## What is needed
Skip the pictures and extract all of the lines exactly as written.

Excerpts from a figure dataset:

"""

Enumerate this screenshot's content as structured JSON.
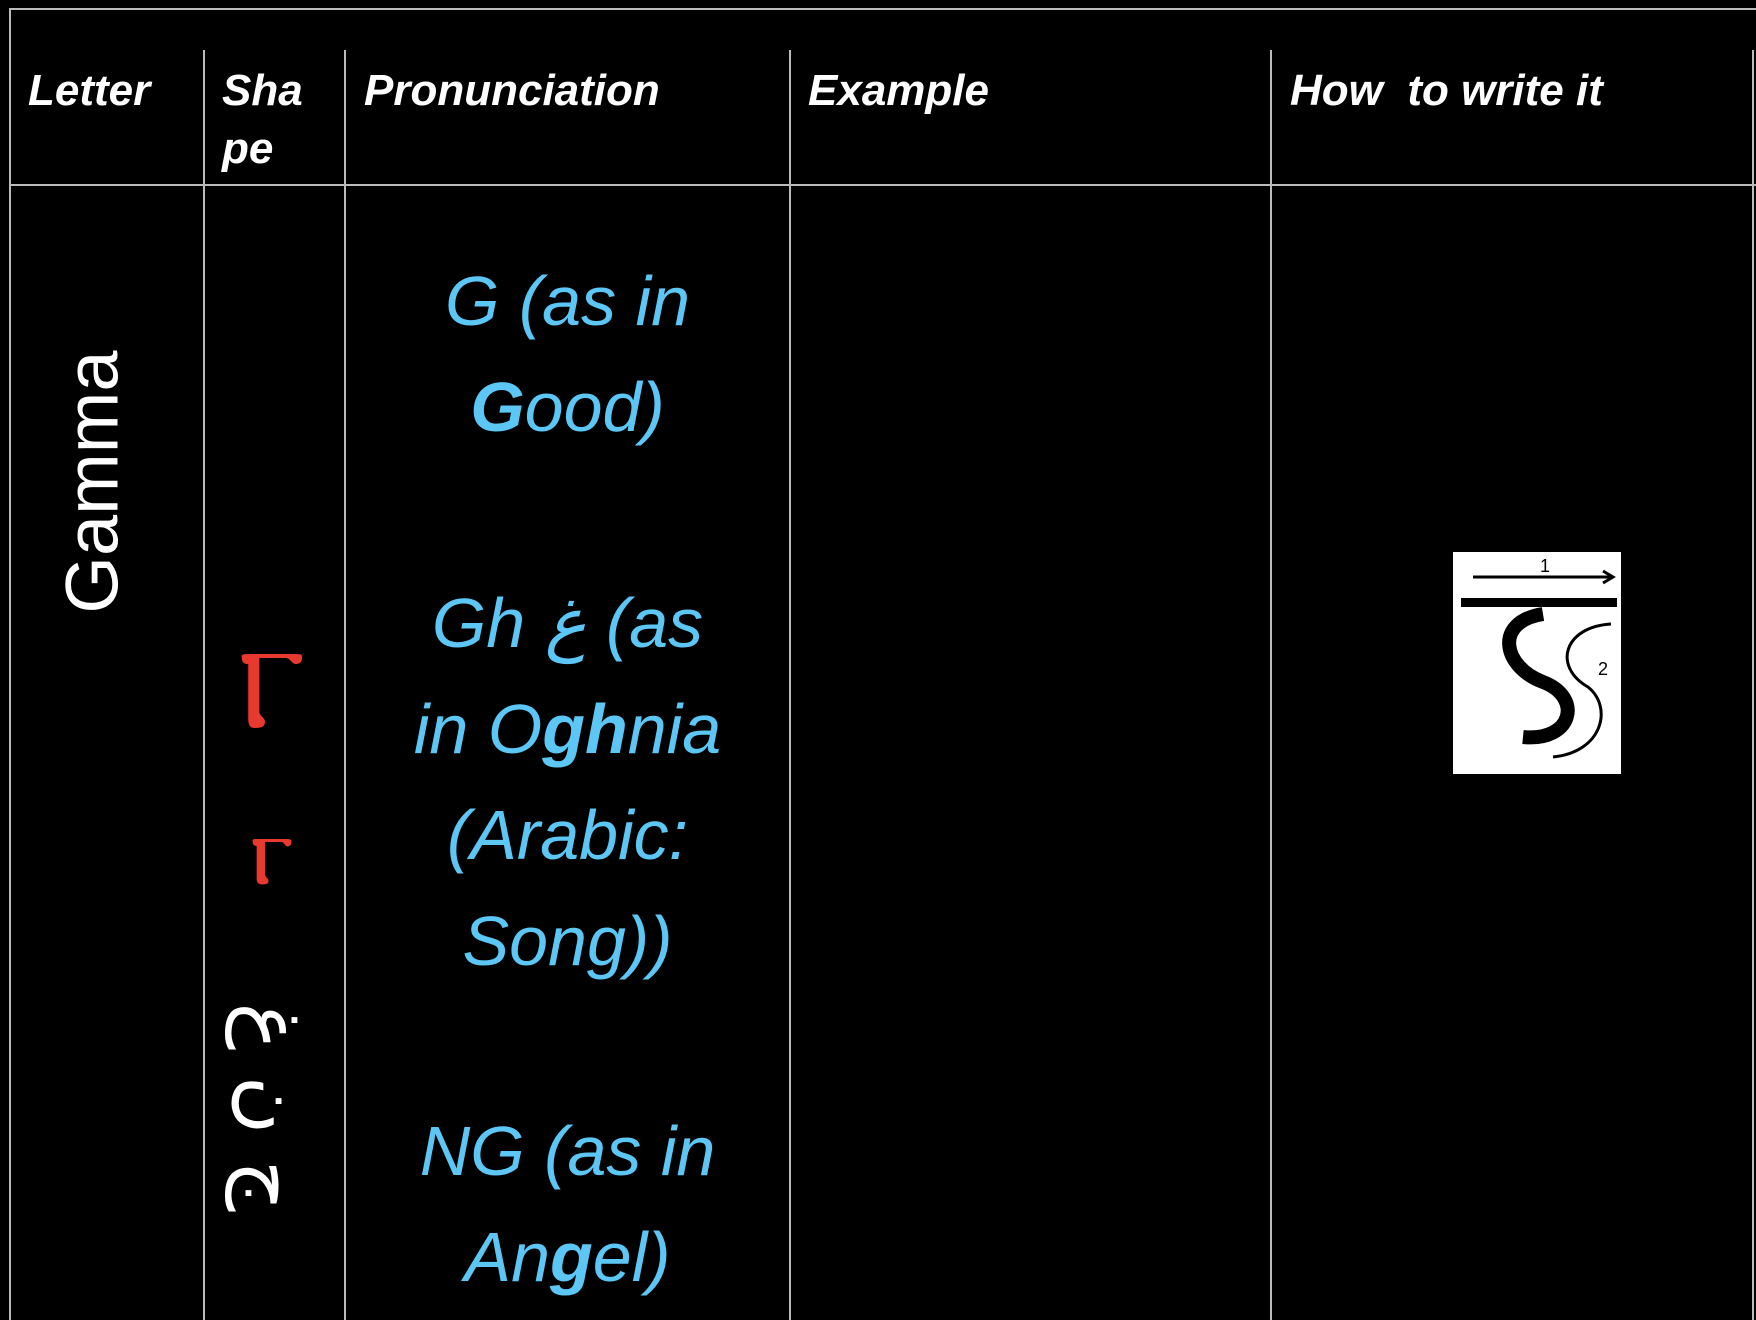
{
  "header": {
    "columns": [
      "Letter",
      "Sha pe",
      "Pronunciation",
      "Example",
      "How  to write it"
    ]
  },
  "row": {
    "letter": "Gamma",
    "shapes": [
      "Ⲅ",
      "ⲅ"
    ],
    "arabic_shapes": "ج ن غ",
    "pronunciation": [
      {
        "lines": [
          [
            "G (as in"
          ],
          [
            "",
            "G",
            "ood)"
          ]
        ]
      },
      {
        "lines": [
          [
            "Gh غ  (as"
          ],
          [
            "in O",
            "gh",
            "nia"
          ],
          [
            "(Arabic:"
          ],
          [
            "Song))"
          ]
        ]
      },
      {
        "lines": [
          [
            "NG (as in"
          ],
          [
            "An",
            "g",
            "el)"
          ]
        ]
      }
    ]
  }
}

"""

## Completed task
Enumerate this screenshot's content as structured JSON.
{
  "header": {
    "columns": [
      "Letter",
      "Sha pe",
      "Pronunciation",
      "Example",
      "How  to write it"
    ]
  },
  "row": {
    "letter": "Gamma",
    "shapes": [
      "Ⲅ",
      "ⲅ"
    ],
    "arabic_shapes": "ج ن غ",
    "pronunciation": [
      {
        "lines": [
          [
            "G (as in"
          ],
          [
            "",
            "G",
            "ood)"
          ]
        ]
      },
      {
        "lines": [
          [
            "Gh غ  (as"
          ],
          [
            "in O",
            "gh",
            "nia"
          ],
          [
            "(Arabic:"
          ],
          [
            "Song))"
          ]
        ]
      },
      {
        "lines": [
          [
            "NG (as in"
          ],
          [
            "An",
            "g",
            "el)"
          ]
        ]
      }
    ]
  }
}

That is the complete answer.